___ SUPPLIED DATA ___
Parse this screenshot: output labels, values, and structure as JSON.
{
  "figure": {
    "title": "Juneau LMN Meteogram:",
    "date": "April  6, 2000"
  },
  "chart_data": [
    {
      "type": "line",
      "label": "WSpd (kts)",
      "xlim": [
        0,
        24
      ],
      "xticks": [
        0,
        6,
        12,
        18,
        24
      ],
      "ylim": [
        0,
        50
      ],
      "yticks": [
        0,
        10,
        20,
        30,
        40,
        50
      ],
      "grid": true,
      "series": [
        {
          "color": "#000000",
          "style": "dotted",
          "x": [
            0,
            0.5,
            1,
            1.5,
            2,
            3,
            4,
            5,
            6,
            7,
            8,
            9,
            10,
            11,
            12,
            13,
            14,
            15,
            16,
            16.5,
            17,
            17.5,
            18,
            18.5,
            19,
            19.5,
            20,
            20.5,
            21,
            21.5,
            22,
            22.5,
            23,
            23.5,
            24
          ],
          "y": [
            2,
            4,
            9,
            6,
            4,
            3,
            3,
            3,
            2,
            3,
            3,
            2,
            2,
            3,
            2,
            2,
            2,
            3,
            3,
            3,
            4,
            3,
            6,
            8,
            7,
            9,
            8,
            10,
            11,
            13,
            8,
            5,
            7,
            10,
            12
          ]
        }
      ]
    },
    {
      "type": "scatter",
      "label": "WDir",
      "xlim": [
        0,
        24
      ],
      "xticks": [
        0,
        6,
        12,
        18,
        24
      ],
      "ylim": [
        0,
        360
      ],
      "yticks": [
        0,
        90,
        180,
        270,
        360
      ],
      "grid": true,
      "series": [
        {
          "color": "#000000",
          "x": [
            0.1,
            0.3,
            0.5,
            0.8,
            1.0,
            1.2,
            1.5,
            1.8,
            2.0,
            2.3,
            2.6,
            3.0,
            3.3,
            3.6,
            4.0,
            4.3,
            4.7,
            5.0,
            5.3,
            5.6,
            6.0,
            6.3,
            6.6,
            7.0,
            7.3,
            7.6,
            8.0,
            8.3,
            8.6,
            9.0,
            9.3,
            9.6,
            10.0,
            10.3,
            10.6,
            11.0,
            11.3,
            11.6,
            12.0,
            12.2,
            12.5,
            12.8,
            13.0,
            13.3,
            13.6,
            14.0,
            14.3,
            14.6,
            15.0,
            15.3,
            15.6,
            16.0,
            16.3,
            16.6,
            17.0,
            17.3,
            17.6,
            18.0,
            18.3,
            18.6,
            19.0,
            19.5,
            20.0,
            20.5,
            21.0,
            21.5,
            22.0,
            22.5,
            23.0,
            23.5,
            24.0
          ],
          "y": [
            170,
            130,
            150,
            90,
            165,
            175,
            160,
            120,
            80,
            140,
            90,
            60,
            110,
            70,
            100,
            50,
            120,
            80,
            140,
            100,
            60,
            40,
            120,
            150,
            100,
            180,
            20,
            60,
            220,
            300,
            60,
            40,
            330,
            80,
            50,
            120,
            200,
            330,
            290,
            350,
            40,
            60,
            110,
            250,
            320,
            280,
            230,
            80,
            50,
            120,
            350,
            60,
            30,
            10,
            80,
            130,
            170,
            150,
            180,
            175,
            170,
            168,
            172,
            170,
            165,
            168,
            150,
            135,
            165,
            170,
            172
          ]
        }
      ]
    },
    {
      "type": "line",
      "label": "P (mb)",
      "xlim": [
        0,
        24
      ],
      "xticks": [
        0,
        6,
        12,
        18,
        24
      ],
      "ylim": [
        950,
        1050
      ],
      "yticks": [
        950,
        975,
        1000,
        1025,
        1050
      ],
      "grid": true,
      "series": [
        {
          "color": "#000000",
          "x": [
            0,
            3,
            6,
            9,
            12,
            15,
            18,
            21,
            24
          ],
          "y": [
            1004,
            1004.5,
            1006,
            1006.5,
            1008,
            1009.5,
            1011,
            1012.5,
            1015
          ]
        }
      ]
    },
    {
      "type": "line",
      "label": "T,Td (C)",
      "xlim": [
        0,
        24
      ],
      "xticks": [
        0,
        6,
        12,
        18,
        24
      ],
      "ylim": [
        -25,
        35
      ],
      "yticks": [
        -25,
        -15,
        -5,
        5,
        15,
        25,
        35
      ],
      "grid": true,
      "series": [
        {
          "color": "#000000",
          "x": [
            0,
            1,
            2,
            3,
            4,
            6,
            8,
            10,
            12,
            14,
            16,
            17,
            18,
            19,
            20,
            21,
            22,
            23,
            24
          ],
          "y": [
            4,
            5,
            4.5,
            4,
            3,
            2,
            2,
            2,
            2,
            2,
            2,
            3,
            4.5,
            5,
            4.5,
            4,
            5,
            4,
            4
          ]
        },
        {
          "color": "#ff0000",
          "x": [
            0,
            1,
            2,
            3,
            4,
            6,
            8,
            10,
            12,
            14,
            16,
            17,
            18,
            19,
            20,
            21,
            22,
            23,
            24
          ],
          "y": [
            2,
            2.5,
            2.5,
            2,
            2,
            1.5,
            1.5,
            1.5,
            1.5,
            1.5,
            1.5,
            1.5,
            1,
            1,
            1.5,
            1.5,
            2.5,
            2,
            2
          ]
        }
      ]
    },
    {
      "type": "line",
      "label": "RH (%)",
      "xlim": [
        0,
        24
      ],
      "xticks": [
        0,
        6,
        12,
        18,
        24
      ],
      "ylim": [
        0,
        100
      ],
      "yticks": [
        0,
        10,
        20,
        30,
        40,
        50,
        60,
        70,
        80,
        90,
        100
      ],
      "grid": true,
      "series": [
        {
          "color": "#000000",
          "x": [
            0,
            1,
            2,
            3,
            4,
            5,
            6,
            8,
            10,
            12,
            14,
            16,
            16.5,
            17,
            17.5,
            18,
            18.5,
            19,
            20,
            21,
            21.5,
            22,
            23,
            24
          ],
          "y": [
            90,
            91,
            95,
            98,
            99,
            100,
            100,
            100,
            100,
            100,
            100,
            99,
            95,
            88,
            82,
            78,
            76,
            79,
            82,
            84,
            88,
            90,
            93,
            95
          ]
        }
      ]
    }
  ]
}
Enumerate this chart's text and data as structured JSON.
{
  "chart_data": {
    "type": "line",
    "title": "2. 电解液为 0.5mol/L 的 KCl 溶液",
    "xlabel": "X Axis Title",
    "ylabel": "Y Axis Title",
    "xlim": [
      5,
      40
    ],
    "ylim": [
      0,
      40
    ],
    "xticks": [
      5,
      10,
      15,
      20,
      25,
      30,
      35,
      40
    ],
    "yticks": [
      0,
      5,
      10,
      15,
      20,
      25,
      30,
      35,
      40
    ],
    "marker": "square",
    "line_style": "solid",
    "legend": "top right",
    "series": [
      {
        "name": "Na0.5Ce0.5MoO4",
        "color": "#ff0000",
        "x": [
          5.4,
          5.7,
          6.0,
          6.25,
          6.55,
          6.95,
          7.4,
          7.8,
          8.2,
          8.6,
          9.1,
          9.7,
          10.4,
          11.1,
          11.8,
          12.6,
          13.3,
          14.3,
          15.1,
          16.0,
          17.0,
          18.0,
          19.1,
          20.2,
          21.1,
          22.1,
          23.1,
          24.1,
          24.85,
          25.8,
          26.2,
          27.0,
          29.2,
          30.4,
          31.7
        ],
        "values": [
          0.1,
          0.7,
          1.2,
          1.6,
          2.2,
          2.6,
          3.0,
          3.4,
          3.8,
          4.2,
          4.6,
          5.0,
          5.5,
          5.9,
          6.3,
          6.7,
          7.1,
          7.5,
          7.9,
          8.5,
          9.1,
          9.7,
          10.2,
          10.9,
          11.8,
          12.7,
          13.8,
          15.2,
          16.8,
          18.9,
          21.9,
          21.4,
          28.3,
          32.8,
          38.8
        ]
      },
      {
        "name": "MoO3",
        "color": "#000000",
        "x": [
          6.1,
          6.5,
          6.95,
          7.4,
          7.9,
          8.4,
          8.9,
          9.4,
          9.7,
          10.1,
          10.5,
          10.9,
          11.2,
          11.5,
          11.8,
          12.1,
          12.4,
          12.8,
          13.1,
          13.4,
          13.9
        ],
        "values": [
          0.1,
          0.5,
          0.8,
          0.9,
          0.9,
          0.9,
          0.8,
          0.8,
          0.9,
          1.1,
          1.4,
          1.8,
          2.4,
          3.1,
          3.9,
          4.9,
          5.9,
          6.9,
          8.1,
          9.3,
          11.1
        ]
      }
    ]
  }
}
___
### INSTRUCTIONS FOR THE TASK
Look above for every line with the word "Axis" and copy it.

### PROBLEM SOLUTION
    "xlabel": "X Axis Title",
    "ylabel": "Y Axis Title",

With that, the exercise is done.